Records of where elements appear
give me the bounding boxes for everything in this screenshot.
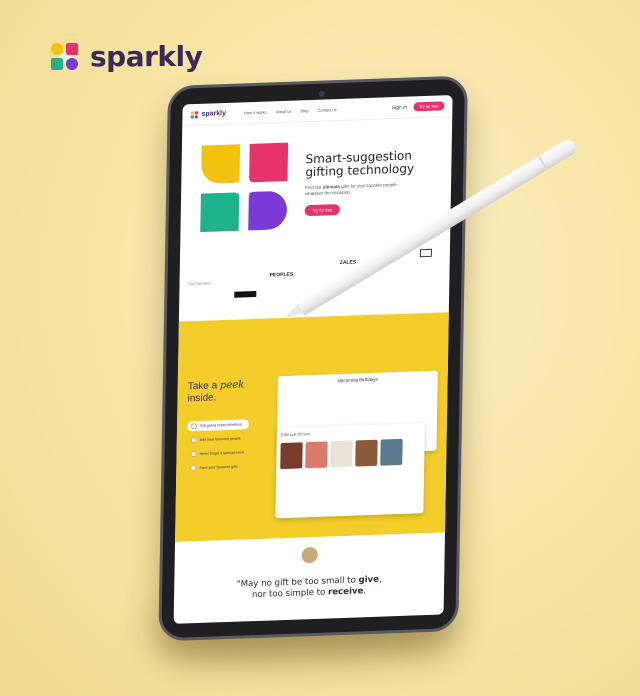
nav-actions: Sign in Try for free — [392, 101, 445, 112]
brand-header: sparkly — [50, 40, 203, 73]
gift-row — [280, 438, 420, 470]
tablet-screen: sparkly How it works About us Blog Conta… — [173, 95, 453, 624]
feature-item-2[interactable]: Add your favourite people — [187, 433, 249, 445]
hero-sub-emph: ultimate — [322, 184, 340, 190]
nav-logo[interactable]: sparkly — [190, 109, 227, 119]
people-icon — [190, 437, 197, 444]
hero-title: Smart-suggestion gifting technology — [305, 148, 443, 179]
feature-label-1: Gift-giving made effortless — [200, 422, 242, 428]
quote-line2-emph: receive — [327, 586, 364, 598]
feature-item-4[interactable]: Save your favourite gifts — [186, 461, 248, 473]
mock-gifts-title: Gifts just for you — [280, 431, 310, 438]
partner-logo-zales: ZALES — [339, 259, 357, 267]
sparkly-logo-icon — [51, 42, 78, 70]
feature-list: Gift-giving made effortless Add your fav… — [186, 419, 249, 473]
calendar-icon — [190, 451, 197, 458]
tablet-frame: sparkly How it works About us Blog Conta… — [158, 75, 468, 642]
feature-label-4: Save your favourite gifts — [199, 464, 238, 470]
feature-label-2: Add your favourite people — [199, 436, 241, 442]
peek-line1-pre: Take a — [187, 380, 221, 393]
gift-thumbnail[interactable] — [355, 439, 378, 467]
app-mockup-gifts: Gifts just for you — [275, 423, 425, 519]
nav-link-contact-us[interactable]: Contact us — [317, 107, 336, 113]
nav-logo-text: sparkly — [201, 109, 227, 118]
partners-label: Our Partners — [187, 280, 211, 287]
peek-section: Take a peek inside. Gift-giving made eff… — [175, 312, 449, 542]
hero-subtitle: Find the ultimate gifts for your favorit… — [305, 180, 443, 197]
avatar — [301, 546, 318, 564]
hero-art — [188, 137, 300, 237]
hero-copy: Smart-suggestion gifting technology Find… — [299, 148, 444, 217]
feature-item-1[interactable]: Gift-giving made effortless — [186, 419, 249, 432]
gift-thumbnail[interactable] — [380, 438, 403, 466]
tablet: sparkly How it works About us Blog Conta… — [158, 75, 468, 642]
partner-logo-peoples: PEOPLES — [269, 271, 294, 279]
nav-links: How it works About us Blog Contact us — [244, 107, 337, 115]
sign-in-link[interactable]: Sign in — [392, 104, 407, 111]
feature-item-3[interactable]: Never forget a special event — [186, 447, 248, 459]
peek-line2: inside. — [187, 392, 217, 405]
partners-section: Our Partners ZALES belk PEOPLES — [179, 242, 450, 321]
hero-try-free-button[interactable]: Try for free — [304, 203, 341, 217]
heart-icon — [190, 465, 197, 472]
quote-line2-post: . — [363, 586, 367, 597]
sparkly-small-logo-icon — [190, 110, 199, 119]
partner-logo-dark — [234, 290, 257, 298]
hero-sub-post: gifts for your favorite people, — [339, 181, 398, 190]
gift-icon — [190, 423, 198, 430]
quote-line2-pre: nor too simple to — [251, 587, 329, 601]
nav-link-how-it-works[interactable]: How it works — [244, 110, 267, 116]
quote-text: "May no gift be too small to give, nor t… — [174, 572, 444, 603]
gift-thumbnail[interactable] — [305, 441, 328, 469]
hero-logo-icon — [200, 142, 289, 232]
peek-title: Take a peek inside. — [187, 379, 244, 405]
gift-thumbnail[interactable] — [280, 442, 303, 470]
partner-logo-badge — [419, 248, 432, 258]
feature-label-3: Never forget a special event — [199, 450, 245, 456]
nav-link-about-us[interactable]: About us — [276, 109, 292, 115]
quote-section: "May no gift be too small to give, nor t… — [174, 532, 445, 623]
nav-link-blog[interactable]: Blog — [300, 108, 308, 113]
hero-sub-pre: Find the — [305, 184, 323, 191]
quote-line1-post: , — [378, 574, 382, 585]
camera-icon — [318, 90, 325, 97]
quote-line1-emph: give — [358, 574, 380, 586]
hero-title-line-2: gifting technology — [305, 161, 415, 180]
nav-try-free-button[interactable]: Try for free — [412, 101, 445, 112]
brand-name: sparkly — [90, 40, 203, 73]
hero-sub-line-2: whatever the occasion. — [304, 189, 352, 197]
mock-upcoming-title: Upcoming Birthdays — [337, 376, 378, 384]
gift-thumbnail[interactable] — [330, 440, 353, 468]
peek-line1-emph: peek — [219, 379, 245, 392]
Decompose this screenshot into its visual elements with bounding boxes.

* _TASK TO COMPLETE_:
Output the lines exactly as they are, beginning with the line that contains "nav-actions: Sign in" and continuing through the line that contains "hero-sub-emph: ultimate —".

* _CORRECT OUTPUT_:
nav-actions: Sign in Try for free — [392, 101, 445, 112]
brand-header: sparkly — [50, 40, 203, 73]
gift-row — [280, 438, 420, 470]
tablet-screen: sparkly How it works About us Blog Conta… — [173, 95, 453, 624]
feature-item-2[interactable]: Add your favourite people — [187, 433, 249, 445]
hero-sub-emph: ultimate — [322, 184, 340, 190]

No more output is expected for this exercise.